- _Exercise description_: Copy each line that contains the string "JSON".

### Record excerpts ###

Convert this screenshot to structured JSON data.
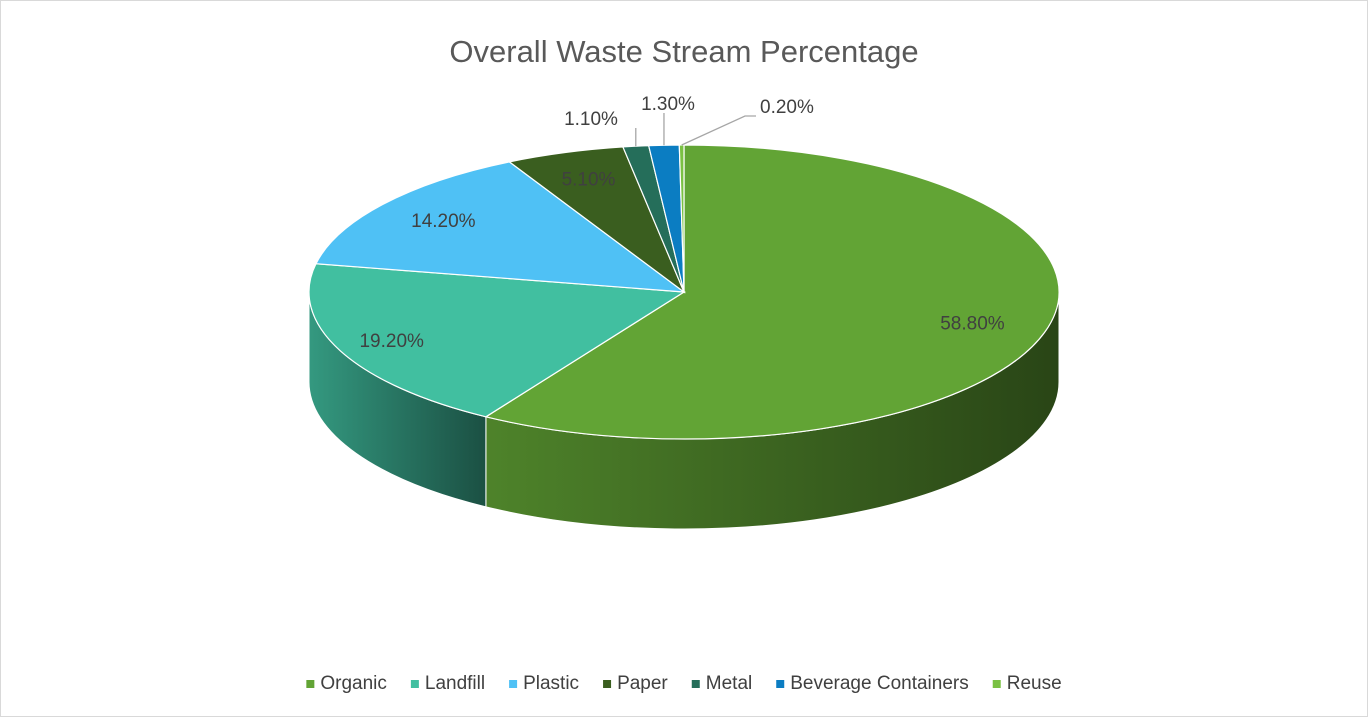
{
  "chart_data": {
    "type": "pie",
    "title": "Overall Waste Stream Percentage",
    "categories": [
      "Organic",
      "Landfill",
      "Plastic",
      "Paper",
      "Metal",
      "Beverage Containers",
      "Reuse"
    ],
    "values": [
      58.8,
      19.2,
      14.2,
      5.1,
      1.1,
      1.3,
      0.2
    ],
    "value_labels": [
      "58.80%",
      "19.20%",
      "14.20%",
      "5.10%",
      "1.10%",
      "1.30%",
      "0.20%"
    ],
    "colors": [
      "#62a435",
      "#41bfa0",
      "#4fc1f5",
      "#3a5e1f",
      "#256e5a",
      "#0b7dc2",
      "#7ac143"
    ],
    "legend": "bottom"
  }
}
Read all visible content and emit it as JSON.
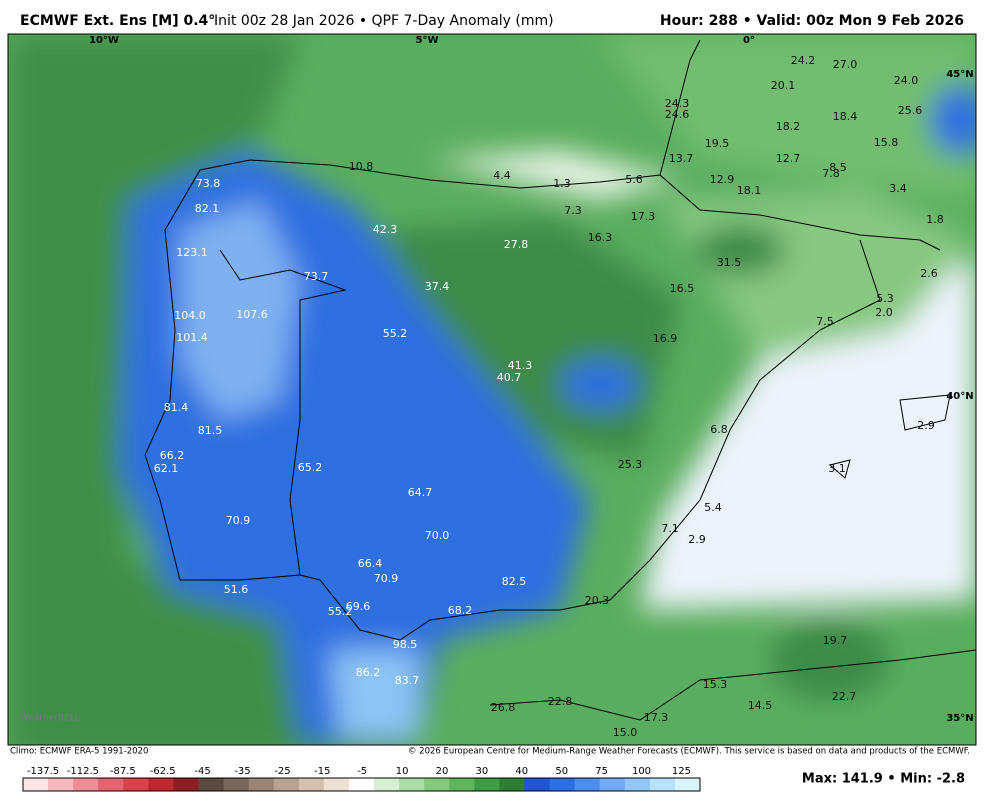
{
  "header": {
    "title": "ECMWF Ext. Ens [M] 0.4°",
    "subtitle": "Init 00z 28 Jan 2026 • QPF 7-Day Anomaly (mm)",
    "valid": "Hour: 288 • Valid: 00z Mon 9 Feb 2026"
  },
  "map": {
    "lon_labels": [
      "10°W",
      "5°W",
      "0°"
    ],
    "lat_labels": [
      "45°N",
      "40°N",
      "35°N"
    ],
    "values": [
      "73.8",
      "82.1",
      "123.1",
      "73.7",
      "104.0",
      "107.6",
      "101.4",
      "81.4",
      "81.5",
      "66.2",
      "62.1",
      "65.2",
      "64.7",
      "70.9",
      "70.0",
      "66.4",
      "70.9",
      "82.5",
      "51.6",
      "69.6",
      "68.2",
      "55.2",
      "98.5",
      "86.2",
      "83.7",
      "55.2",
      "42.3",
      "37.4",
      "27.8",
      "41.3",
      "40.7",
      "10.8",
      "4.4",
      "1.3",
      "5.6",
      "7.3",
      "16.3",
      "17.3",
      "31.5",
      "16.5",
      "16.9",
      "6.8",
      "25.3",
      "5.4",
      "7.1",
      "2.9",
      "20.3",
      "24.3",
      "24.6",
      "24.2",
      "27.0",
      "20.1",
      "24.0",
      "25.6",
      "18.2",
      "18.4",
      "19.5",
      "15.8",
      "13.7",
      "12.7",
      "8.5",
      "7.8",
      "12.9",
      "18.1",
      "3.4",
      "1.8",
      "2.6",
      "5.3",
      "2.0",
      "7.5",
      "2.9",
      "3.1",
      "19.7",
      "22.7",
      "15.3",
      "14.5",
      "17.3",
      "26.8",
      "22.8",
      "15.0"
    ],
    "logo": "WeatherBELL"
  },
  "footer": {
    "climo": "Climo: ECMWF ERA-5 1991-2020",
    "copyright": "© 2026 European Centre for Medium-Range Weather Forecasts (ECMWF). This service is based on data and products of the ECMWF.",
    "maxmin": "Max: 141.9 • Min: -2.8"
  },
  "colorbar": {
    "labels": [
      "-137.5",
      "-112.5",
      "-87.5",
      "-62.5",
      "-45",
      "-35",
      "-25",
      "-15",
      "-5",
      "10",
      "20",
      "30",
      "40",
      "50",
      "75",
      "100",
      "125"
    ]
  }
}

###

- _Complete answer_:
Convert this screenshot to structured JSON data.
Read all visible content and emit it as JSON.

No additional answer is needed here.